* [Entries supplied]

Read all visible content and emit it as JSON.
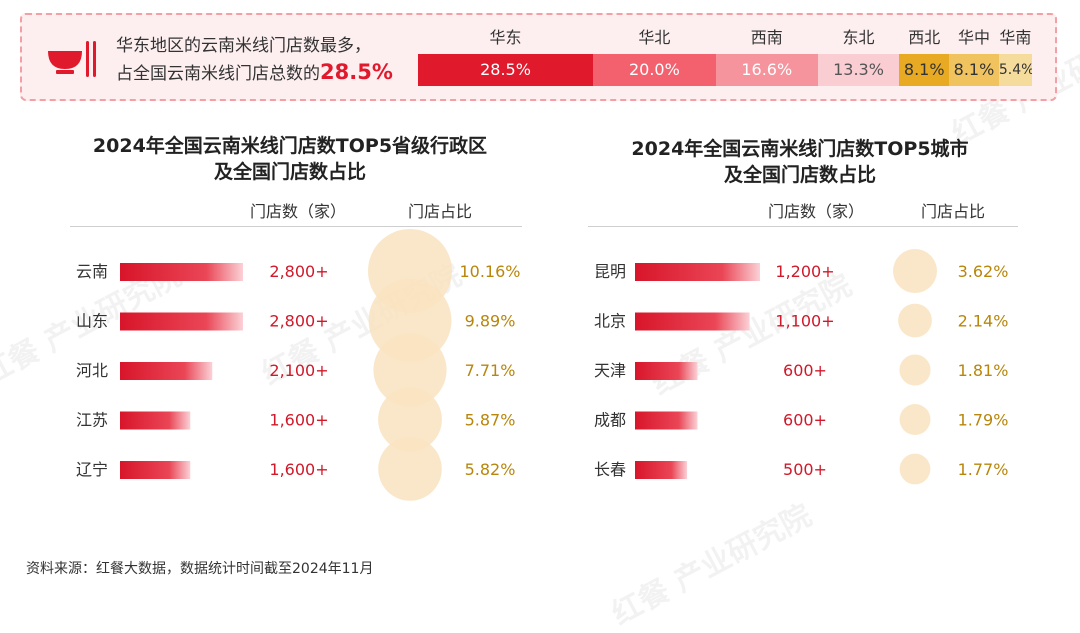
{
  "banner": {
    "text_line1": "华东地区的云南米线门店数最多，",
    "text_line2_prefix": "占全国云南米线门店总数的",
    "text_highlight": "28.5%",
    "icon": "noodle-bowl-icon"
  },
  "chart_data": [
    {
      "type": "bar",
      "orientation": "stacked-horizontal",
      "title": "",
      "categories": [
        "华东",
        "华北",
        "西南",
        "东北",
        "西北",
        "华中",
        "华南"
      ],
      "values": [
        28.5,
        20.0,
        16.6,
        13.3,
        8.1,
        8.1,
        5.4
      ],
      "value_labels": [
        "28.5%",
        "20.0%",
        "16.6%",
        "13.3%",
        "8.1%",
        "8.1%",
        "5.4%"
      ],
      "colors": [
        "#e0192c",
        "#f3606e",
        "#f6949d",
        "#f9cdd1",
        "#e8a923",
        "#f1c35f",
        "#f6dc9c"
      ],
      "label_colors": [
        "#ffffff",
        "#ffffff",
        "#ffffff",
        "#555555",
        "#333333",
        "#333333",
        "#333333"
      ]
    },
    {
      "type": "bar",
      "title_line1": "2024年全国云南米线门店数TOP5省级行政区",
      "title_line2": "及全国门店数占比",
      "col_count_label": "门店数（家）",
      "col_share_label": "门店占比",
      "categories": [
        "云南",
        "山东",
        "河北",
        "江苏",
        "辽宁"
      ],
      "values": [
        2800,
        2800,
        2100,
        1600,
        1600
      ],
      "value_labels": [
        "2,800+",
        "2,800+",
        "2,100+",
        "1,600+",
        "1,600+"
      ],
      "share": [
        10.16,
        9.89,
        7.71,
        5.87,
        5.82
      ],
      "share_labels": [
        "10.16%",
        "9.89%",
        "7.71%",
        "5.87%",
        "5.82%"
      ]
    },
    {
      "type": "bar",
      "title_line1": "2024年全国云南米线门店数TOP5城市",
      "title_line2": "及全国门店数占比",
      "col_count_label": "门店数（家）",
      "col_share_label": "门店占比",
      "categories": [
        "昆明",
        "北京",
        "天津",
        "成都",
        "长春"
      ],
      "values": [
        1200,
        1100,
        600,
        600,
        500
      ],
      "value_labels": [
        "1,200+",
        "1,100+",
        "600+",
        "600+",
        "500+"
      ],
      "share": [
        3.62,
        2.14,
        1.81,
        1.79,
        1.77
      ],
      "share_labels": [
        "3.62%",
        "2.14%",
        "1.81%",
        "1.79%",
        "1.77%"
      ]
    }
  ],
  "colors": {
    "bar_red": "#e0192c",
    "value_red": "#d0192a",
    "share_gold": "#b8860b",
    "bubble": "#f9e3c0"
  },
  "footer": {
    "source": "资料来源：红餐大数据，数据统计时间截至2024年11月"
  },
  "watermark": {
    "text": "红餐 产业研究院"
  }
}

* [Directive] Repeat each record exactly as shown above, dropping all images.

* [Reply]
Read all visible content and emit it as JSON.
{
  "banner": {
    "text_line1": "华东地区的云南米线门店数最多，",
    "text_line2_prefix": "占全国云南米线门店总数的",
    "text_highlight": "28.5%",
    "icon": "noodle-bowl-icon"
  },
  "chart_data": [
    {
      "type": "bar",
      "orientation": "stacked-horizontal",
      "title": "",
      "categories": [
        "华东",
        "华北",
        "西南",
        "东北",
        "西北",
        "华中",
        "华南"
      ],
      "values": [
        28.5,
        20.0,
        16.6,
        13.3,
        8.1,
        8.1,
        5.4
      ],
      "value_labels": [
        "28.5%",
        "20.0%",
        "16.6%",
        "13.3%",
        "8.1%",
        "8.1%",
        "5.4%"
      ],
      "colors": [
        "#e0192c",
        "#f3606e",
        "#f6949d",
        "#f9cdd1",
        "#e8a923",
        "#f1c35f",
        "#f6dc9c"
      ],
      "label_colors": [
        "#ffffff",
        "#ffffff",
        "#ffffff",
        "#555555",
        "#333333",
        "#333333",
        "#333333"
      ]
    },
    {
      "type": "bar",
      "title_line1": "2024年全国云南米线门店数TOP5省级行政区",
      "title_line2": "及全国门店数占比",
      "col_count_label": "门店数（家）",
      "col_share_label": "门店占比",
      "categories": [
        "云南",
        "山东",
        "河北",
        "江苏",
        "辽宁"
      ],
      "values": [
        2800,
        2800,
        2100,
        1600,
        1600
      ],
      "value_labels": [
        "2,800+",
        "2,800+",
        "2,100+",
        "1,600+",
        "1,600+"
      ],
      "share": [
        10.16,
        9.89,
        7.71,
        5.87,
        5.82
      ],
      "share_labels": [
        "10.16%",
        "9.89%",
        "7.71%",
        "5.87%",
        "5.82%"
      ]
    },
    {
      "type": "bar",
      "title_line1": "2024年全国云南米线门店数TOP5城市",
      "title_line2": "及全国门店数占比",
      "col_count_label": "门店数（家）",
      "col_share_label": "门店占比",
      "categories": [
        "昆明",
        "北京",
        "天津",
        "成都",
        "长春"
      ],
      "values": [
        1200,
        1100,
        600,
        600,
        500
      ],
      "value_labels": [
        "1,200+",
        "1,100+",
        "600+",
        "600+",
        "500+"
      ],
      "share": [
        3.62,
        2.14,
        1.81,
        1.79,
        1.77
      ],
      "share_labels": [
        "3.62%",
        "2.14%",
        "1.81%",
        "1.79%",
        "1.77%"
      ]
    }
  ],
  "colors": {
    "bar_red": "#e0192c",
    "value_red": "#d0192a",
    "share_gold": "#b8860b",
    "bubble": "#f9e3c0"
  },
  "footer": {
    "source": "资料来源：红餐大数据，数据统计时间截至2024年11月"
  },
  "watermark": {
    "text": "红餐 产业研究院"
  }
}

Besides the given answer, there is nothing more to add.